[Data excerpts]
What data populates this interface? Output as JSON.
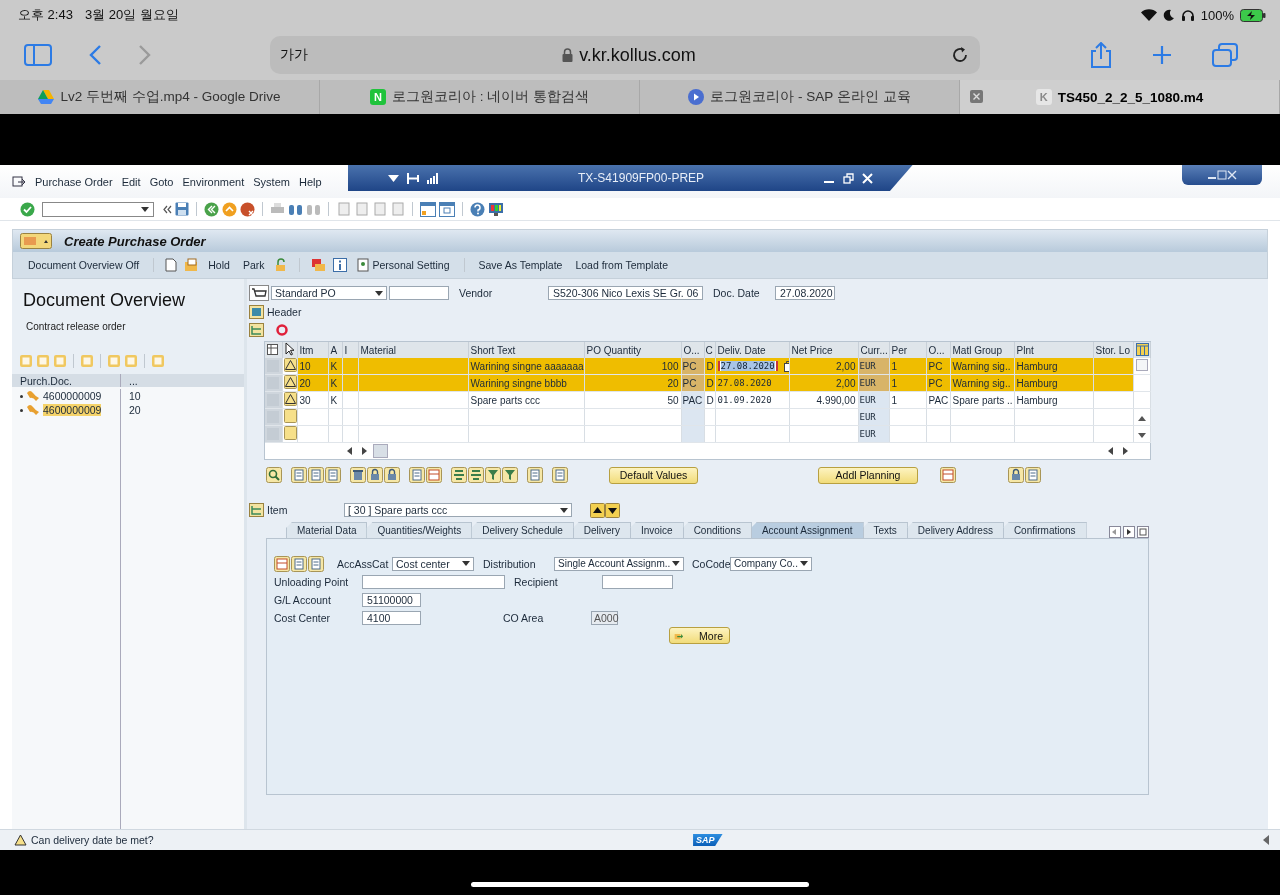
{
  "device_status": {
    "time": "오후 2:43",
    "date": "3월 20일 월요일",
    "battery": "100%"
  },
  "browser": {
    "text_size": "가가",
    "url": "v.kr.kollus.com",
    "tabs": [
      {
        "title": "Lv2 두번째 수업.mp4 - Google Drive",
        "selected": false,
        "kind": "drive"
      },
      {
        "title": "로그원코리아 : 네이버 통합검색",
        "selected": false,
        "kind": "letter",
        "favicon_text": "N"
      },
      {
        "title": "로그원코리아 - SAP 온라인 교육",
        "selected": false,
        "kind": "play"
      },
      {
        "title": "TS450_2_2_5_1080.m4",
        "selected": true,
        "kind": "letter",
        "favicon_text": "K"
      }
    ]
  },
  "sap": {
    "menu": [
      "Purchase Order",
      "Edit",
      "Goto",
      "Environment",
      "System",
      "Help"
    ],
    "system_title": "TX-S41909FP00-PREP",
    "screen_title": "Create Purchase Order",
    "app_toolbar": [
      {
        "label": "Document Overview Off"
      },
      {
        "label": "Hold"
      },
      {
        "label": "Park"
      },
      {
        "label": "Personal Setting"
      },
      {
        "label": "Save As Template"
      },
      {
        "label": "Load from Template"
      }
    ],
    "overview": {
      "title": "Document Overview",
      "subtitle": "Contract release order",
      "columns": [
        "Purch.Doc.",
        "..."
      ],
      "rows": [
        {
          "document": "4600000009",
          "item": "10",
          "selected": false
        },
        {
          "document": "4600000009",
          "item": "20",
          "selected": true
        }
      ]
    },
    "header": {
      "doc_type": "Standard PO",
      "vendor_label": "Vendor",
      "vendor": "S520-306 Nico Lexis SE Gr. 06",
      "date_label": "Doc. Date",
      "date": "27.08.2020",
      "header_label": "Header"
    },
    "items_table": {
      "columns": [
        "Itm",
        "A",
        "I",
        "Material",
        "Short Text",
        "PO Quantity",
        "O...",
        "C",
        "Deliv. Date",
        "Net Price",
        "Curr...",
        "Per",
        "O...",
        "Matl Group",
        "Plnt",
        "Stor. Lo"
      ],
      "rows": [
        {
          "selected": true,
          "warning": true,
          "date_focused": true,
          "cells": [
            "10",
            "K",
            null,
            null,
            "Warining singne  aaaaaaa",
            "100",
            "PC",
            "D",
            "27.08.2020",
            "2,00",
            "EUR",
            "1",
            "PC",
            "Warning sig..",
            "Hamburg",
            null
          ]
        },
        {
          "selected": true,
          "warning": true,
          "date_focused": false,
          "cells": [
            "20",
            "K",
            null,
            null,
            "Warining singne bbbb",
            "20",
            "PC",
            "D",
            "27.08.2020",
            "2,00",
            "EUR",
            "1",
            "PC",
            "Warning sig..",
            "Hamburg",
            null
          ]
        },
        {
          "selected": false,
          "warning": true,
          "date_focused": false,
          "cells": [
            "30",
            "K",
            null,
            null,
            "Spare parts ccc",
            "50",
            "PAC",
            "D",
            "01.09.2020",
            "4.990,00",
            "EUR",
            "1",
            "PAC",
            "Spare parts ..",
            "Hamburg",
            null
          ]
        },
        {
          "selected": false,
          "warning": false,
          "date_focused": false,
          "cells": [
            null,
            null,
            null,
            null,
            null,
            null,
            null,
            null,
            null,
            null,
            "EUR",
            null,
            null,
            null,
            null,
            null
          ]
        },
        {
          "selected": false,
          "warning": false,
          "date_focused": false,
          "cells": [
            null,
            null,
            null,
            null,
            null,
            null,
            null,
            null,
            null,
            null,
            "EUR",
            null,
            null,
            null,
            null,
            null
          ]
        }
      ]
    },
    "table_buttons": [
      "Default Values",
      "Addl Planning"
    ],
    "item_selector": {
      "label": "Item",
      "value": "[ 30 ] Spare parts ccc"
    },
    "detail_tabs": [
      {
        "label": "Material Data",
        "selected": false
      },
      {
        "label": "Quantities/Weights",
        "selected": false
      },
      {
        "label": "Delivery Schedule",
        "selected": false
      },
      {
        "label": "Delivery",
        "selected": false
      },
      {
        "label": "Invoice",
        "selected": false
      },
      {
        "label": "Conditions",
        "selected": false
      },
      {
        "label": "Account Assignment",
        "selected": true
      },
      {
        "label": "Texts",
        "selected": false
      },
      {
        "label": "Delivery Address",
        "selected": false
      },
      {
        "label": "Confirmations",
        "selected": false
      }
    ],
    "assignment": {
      "category": {
        "label": "AccAssCat",
        "value": "Cost center"
      },
      "distribution": {
        "label": "Distribution",
        "value": "Single Account Assignm.."
      },
      "company_code": {
        "label": "CoCode",
        "value": "Company Co.."
      },
      "unloading_point": {
        "label": "Unloading Point"
      },
      "recipient": {
        "label": "Recipient"
      },
      "gl_account": {
        "label": "G/L Account",
        "value": "51100000"
      },
      "cost_center": {
        "label": "Cost Center",
        "value": "4100"
      },
      "co_area": {
        "label": "CO Area",
        "value": "A000"
      },
      "more_button": "More"
    },
    "status_message": "Can delivery date be met?",
    "logo": "SAP"
  }
}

# Written exercise
Drop the pictures and reproduce the rest of the entries above exactly.

# Response below
What data populates this interface? Output as JSON.
{
  "device_status": {
    "time": "오후 2:43",
    "date": "3월 20일 월요일",
    "battery": "100%"
  },
  "browser": {
    "text_size": "가가",
    "url": "v.kr.kollus.com",
    "tabs": [
      {
        "title": "Lv2 두번째 수업.mp4 - Google Drive",
        "selected": false,
        "kind": "drive"
      },
      {
        "title": "로그원코리아 : 네이버 통합검색",
        "selected": false,
        "kind": "letter",
        "favicon_text": "N"
      },
      {
        "title": "로그원코리아 - SAP 온라인 교육",
        "selected": false,
        "kind": "play"
      },
      {
        "title": "TS450_2_2_5_1080.m4",
        "selected": true,
        "kind": "letter",
        "favicon_text": "K"
      }
    ]
  },
  "sap": {
    "menu": [
      "Purchase Order",
      "Edit",
      "Goto",
      "Environment",
      "System",
      "Help"
    ],
    "system_title": "TX-S41909FP00-PREP",
    "screen_title": "Create Purchase Order",
    "app_toolbar": [
      {
        "label": "Document Overview Off"
      },
      {
        "label": "Hold"
      },
      {
        "label": "Park"
      },
      {
        "label": "Personal Setting"
      },
      {
        "label": "Save As Template"
      },
      {
        "label": "Load from Template"
      }
    ],
    "overview": {
      "title": "Document Overview",
      "subtitle": "Contract release order",
      "columns": [
        "Purch.Doc.",
        "..."
      ],
      "rows": [
        {
          "document": "4600000009",
          "item": "10",
          "selected": false
        },
        {
          "document": "4600000009",
          "item": "20",
          "selected": true
        }
      ]
    },
    "header": {
      "doc_type": "Standard PO",
      "vendor_label": "Vendor",
      "vendor": "S520-306 Nico Lexis SE Gr. 06",
      "date_label": "Doc. Date",
      "date": "27.08.2020",
      "header_label": "Header"
    },
    "items_table": {
      "columns": [
        "Itm",
        "A",
        "I",
        "Material",
        "Short Text",
        "PO Quantity",
        "O...",
        "C",
        "Deliv. Date",
        "Net Price",
        "Curr...",
        "Per",
        "O...",
        "Matl Group",
        "Plnt",
        "Stor. Lo"
      ],
      "rows": [
        {
          "selected": true,
          "warning": true,
          "date_focused": true,
          "cells": [
            "10",
            "K",
            null,
            null,
            "Warining singne  aaaaaaa",
            "100",
            "PC",
            "D",
            "27.08.2020",
            "2,00",
            "EUR",
            "1",
            "PC",
            "Warning sig..",
            "Hamburg",
            null
          ]
        },
        {
          "selected": true,
          "warning": true,
          "date_focused": false,
          "cells": [
            "20",
            "K",
            null,
            null,
            "Warining singne bbbb",
            "20",
            "PC",
            "D",
            "27.08.2020",
            "2,00",
            "EUR",
            "1",
            "PC",
            "Warning sig..",
            "Hamburg",
            null
          ]
        },
        {
          "selected": false,
          "warning": true,
          "date_focused": false,
          "cells": [
            "30",
            "K",
            null,
            null,
            "Spare parts ccc",
            "50",
            "PAC",
            "D",
            "01.09.2020",
            "4.990,00",
            "EUR",
            "1",
            "PAC",
            "Spare parts ..",
            "Hamburg",
            null
          ]
        },
        {
          "selected": false,
          "warning": false,
          "date_focused": false,
          "cells": [
            null,
            null,
            null,
            null,
            null,
            null,
            null,
            null,
            null,
            null,
            "EUR",
            null,
            null,
            null,
            null,
            null
          ]
        },
        {
          "selected": false,
          "warning": false,
          "date_focused": false,
          "cells": [
            null,
            null,
            null,
            null,
            null,
            null,
            null,
            null,
            null,
            null,
            "EUR",
            null,
            null,
            null,
            null,
            null
          ]
        }
      ]
    },
    "table_buttons": [
      "Default Values",
      "Addl Planning"
    ],
    "item_selector": {
      "label": "Item",
      "value": "[ 30 ] Spare parts ccc"
    },
    "detail_tabs": [
      {
        "label": "Material Data",
        "selected": false
      },
      {
        "label": "Quantities/Weights",
        "selected": false
      },
      {
        "label": "Delivery Schedule",
        "selected": false
      },
      {
        "label": "Delivery",
        "selected": false
      },
      {
        "label": "Invoice",
        "selected": false
      },
      {
        "label": "Conditions",
        "selected": false
      },
      {
        "label": "Account Assignment",
        "selected": true
      },
      {
        "label": "Texts",
        "selected": false
      },
      {
        "label": "Delivery Address",
        "selected": false
      },
      {
        "label": "Confirmations",
        "selected": false
      }
    ],
    "assignment": {
      "category": {
        "label": "AccAssCat",
        "value": "Cost center"
      },
      "distribution": {
        "label": "Distribution",
        "value": "Single Account Assignm.."
      },
      "company_code": {
        "label": "CoCode",
        "value": "Company Co.."
      },
      "unloading_point": {
        "label": "Unloading Point"
      },
      "recipient": {
        "label": "Recipient"
      },
      "gl_account": {
        "label": "G/L Account",
        "value": "51100000"
      },
      "cost_center": {
        "label": "Cost Center",
        "value": "4100"
      },
      "co_area": {
        "label": "CO Area",
        "value": "A000"
      },
      "more_button": "More"
    },
    "status_message": "Can delivery date be met?",
    "logo": "SAP"
  }
}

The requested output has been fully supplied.